# WHAT NEEDS TO BE DONE
Quote the whole listing word for word. Do not include the pictures.

# PROVIDED MATERIAL
__________________________________________________

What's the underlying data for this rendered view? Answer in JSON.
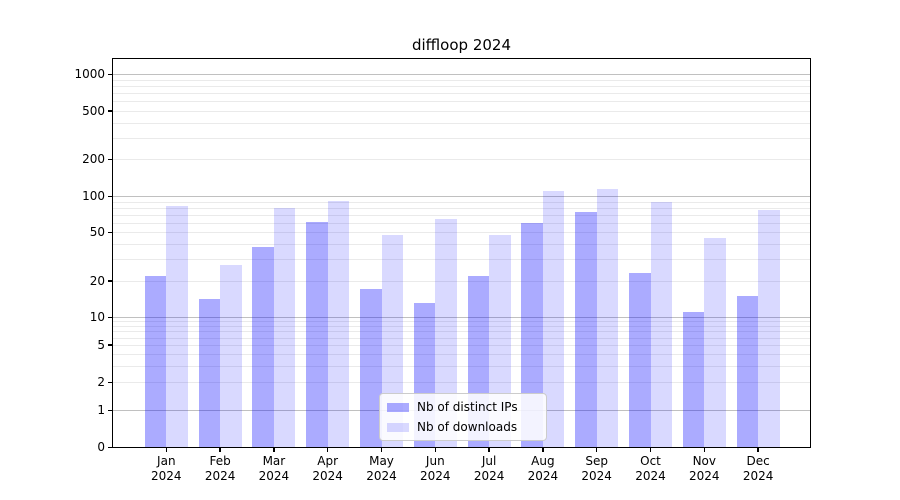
{
  "title": "diffloop 2024",
  "chart_data": {
    "type": "bar",
    "title": "diffloop 2024",
    "categories": [
      "Jan",
      "Feb",
      "Mar",
      "Apr",
      "May",
      "Jun",
      "Jul",
      "Aug",
      "Sep",
      "Oct",
      "Nov",
      "Dec"
    ],
    "category_year": "2024",
    "series": [
      {
        "name": "Nb of distinct IPs",
        "color": "rgba(0,0,255,0.33)",
        "values": [
          22,
          14,
          38,
          61,
          17,
          13,
          22,
          60,
          74,
          23,
          11,
          15
        ]
      },
      {
        "name": "Nb of downloads",
        "color": "rgba(0,0,255,0.15)",
        "values": [
          83,
          27,
          80,
          91,
          48,
          64,
          48,
          110,
          115,
          89,
          45,
          77
        ]
      }
    ],
    "yscale": "symlog",
    "y_ticks": [
      0,
      1,
      2,
      5,
      10,
      20,
      50,
      100,
      200,
      500,
      1000
    ],
    "ylim": [
      0,
      1330
    ],
    "xlabel": "",
    "ylabel": "",
    "grid": "horizontal, minor and major",
    "legend_position": "lower center"
  },
  "colors": {
    "background": "#ffffff",
    "axis": "#000000",
    "major_grid": "#c0c0c0",
    "minor_grid": "#eaeaea",
    "bar_distinct_ips": "rgba(0,0,255,0.33)",
    "bar_downloads": "rgba(0,0,255,0.15)"
  }
}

__________________________________________________

# SOLUTION FOR THIS EXERCISE
What's the underlying data for this rendered view? Answer in JSON.
{
  "title": "diffloop 2024",
  "chart_data": {
    "type": "bar",
    "title": "diffloop 2024",
    "categories": [
      "Jan",
      "Feb",
      "Mar",
      "Apr",
      "May",
      "Jun",
      "Jul",
      "Aug",
      "Sep",
      "Oct",
      "Nov",
      "Dec"
    ],
    "category_year": "2024",
    "series": [
      {
        "name": "Nb of distinct IPs",
        "color": "rgba(0,0,255,0.33)",
        "values": [
          22,
          14,
          38,
          61,
          17,
          13,
          22,
          60,
          74,
          23,
          11,
          15
        ]
      },
      {
        "name": "Nb of downloads",
        "color": "rgba(0,0,255,0.15)",
        "values": [
          83,
          27,
          80,
          91,
          48,
          64,
          48,
          110,
          115,
          89,
          45,
          77
        ]
      }
    ],
    "yscale": "symlog",
    "y_ticks": [
      0,
      1,
      2,
      5,
      10,
      20,
      50,
      100,
      200,
      500,
      1000
    ],
    "ylim": [
      0,
      1330
    ],
    "xlabel": "",
    "ylabel": "",
    "grid": "horizontal, minor and major",
    "legend_position": "lower center"
  },
  "colors": {
    "background": "#ffffff",
    "axis": "#000000",
    "major_grid": "#c0c0c0",
    "minor_grid": "#eaeaea",
    "bar_distinct_ips": "rgba(0,0,255,0.33)",
    "bar_downloads": "rgba(0,0,255,0.15)"
  }
}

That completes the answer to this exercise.